REQUIRED WORK → Quote each line exactly, from the line that contains "Read this page and output its text content." down to the last line of the listing, and no other lines.

Stored entries →
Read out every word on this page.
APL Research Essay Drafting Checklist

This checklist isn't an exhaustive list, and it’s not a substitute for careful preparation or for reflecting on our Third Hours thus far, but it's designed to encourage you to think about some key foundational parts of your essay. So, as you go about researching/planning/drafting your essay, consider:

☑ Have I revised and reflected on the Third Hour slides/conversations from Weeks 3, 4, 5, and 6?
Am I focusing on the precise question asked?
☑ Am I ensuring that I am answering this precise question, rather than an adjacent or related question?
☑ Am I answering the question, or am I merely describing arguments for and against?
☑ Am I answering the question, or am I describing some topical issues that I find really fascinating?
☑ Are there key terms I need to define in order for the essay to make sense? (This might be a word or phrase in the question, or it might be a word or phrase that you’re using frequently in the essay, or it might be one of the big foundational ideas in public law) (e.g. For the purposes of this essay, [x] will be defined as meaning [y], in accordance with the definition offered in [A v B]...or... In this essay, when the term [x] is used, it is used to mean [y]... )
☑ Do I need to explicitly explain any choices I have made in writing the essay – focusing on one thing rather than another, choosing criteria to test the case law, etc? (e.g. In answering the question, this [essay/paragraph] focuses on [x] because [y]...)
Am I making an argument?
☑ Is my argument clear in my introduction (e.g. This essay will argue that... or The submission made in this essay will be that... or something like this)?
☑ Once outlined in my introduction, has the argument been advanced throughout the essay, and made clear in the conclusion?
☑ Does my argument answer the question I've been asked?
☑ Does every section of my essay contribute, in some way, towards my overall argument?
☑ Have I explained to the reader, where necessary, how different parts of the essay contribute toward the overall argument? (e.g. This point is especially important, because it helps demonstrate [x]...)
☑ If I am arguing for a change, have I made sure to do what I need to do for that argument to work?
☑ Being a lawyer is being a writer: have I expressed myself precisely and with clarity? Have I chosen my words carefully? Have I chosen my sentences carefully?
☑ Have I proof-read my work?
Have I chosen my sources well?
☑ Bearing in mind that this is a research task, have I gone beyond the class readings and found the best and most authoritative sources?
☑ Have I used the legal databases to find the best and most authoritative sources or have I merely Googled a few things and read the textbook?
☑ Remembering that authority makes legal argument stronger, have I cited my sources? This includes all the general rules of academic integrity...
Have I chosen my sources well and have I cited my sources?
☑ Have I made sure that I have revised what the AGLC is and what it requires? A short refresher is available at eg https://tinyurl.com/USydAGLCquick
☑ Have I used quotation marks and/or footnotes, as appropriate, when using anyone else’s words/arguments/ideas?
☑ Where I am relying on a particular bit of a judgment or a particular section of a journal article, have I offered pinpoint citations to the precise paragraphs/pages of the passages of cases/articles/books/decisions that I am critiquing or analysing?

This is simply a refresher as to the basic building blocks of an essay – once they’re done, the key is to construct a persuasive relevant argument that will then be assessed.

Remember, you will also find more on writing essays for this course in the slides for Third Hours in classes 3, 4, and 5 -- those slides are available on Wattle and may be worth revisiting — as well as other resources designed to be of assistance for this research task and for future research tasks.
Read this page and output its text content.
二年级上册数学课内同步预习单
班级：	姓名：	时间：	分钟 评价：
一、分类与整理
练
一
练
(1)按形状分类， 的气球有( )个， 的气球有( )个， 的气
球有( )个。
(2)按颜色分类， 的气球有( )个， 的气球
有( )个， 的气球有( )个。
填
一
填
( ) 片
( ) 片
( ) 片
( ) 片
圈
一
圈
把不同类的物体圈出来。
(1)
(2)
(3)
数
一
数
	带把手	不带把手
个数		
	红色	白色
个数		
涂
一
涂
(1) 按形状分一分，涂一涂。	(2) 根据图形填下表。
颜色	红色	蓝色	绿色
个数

REPLY TO THE EXERCISE →
Read this page and output its text content.
二年级上册数学课内同步预习单
班级：	姓名：	时间：	分钟 评价：
一、分类与整理
练
一
练
(1)按形状分类， 的气球有( )个， 的气球有( )个， 的气
球有( )个。
(2)按颜色分类， 的气球有( )个， 的气球
有( )个， 的气球有( )个。
填
一
填
( ) 片
( ) 片
( ) 片
( ) 片
圈
一
圈
把不同类的物体圈出来。
(1)
(2)
(3)
数
一
数
	带把手	不带把手
个数		
	红色	白色
个数		
涂
一
涂
(1) 按形状分一分，涂一涂。	(2) 根据图形填下表。
颜色	红色	蓝色	绿色
个数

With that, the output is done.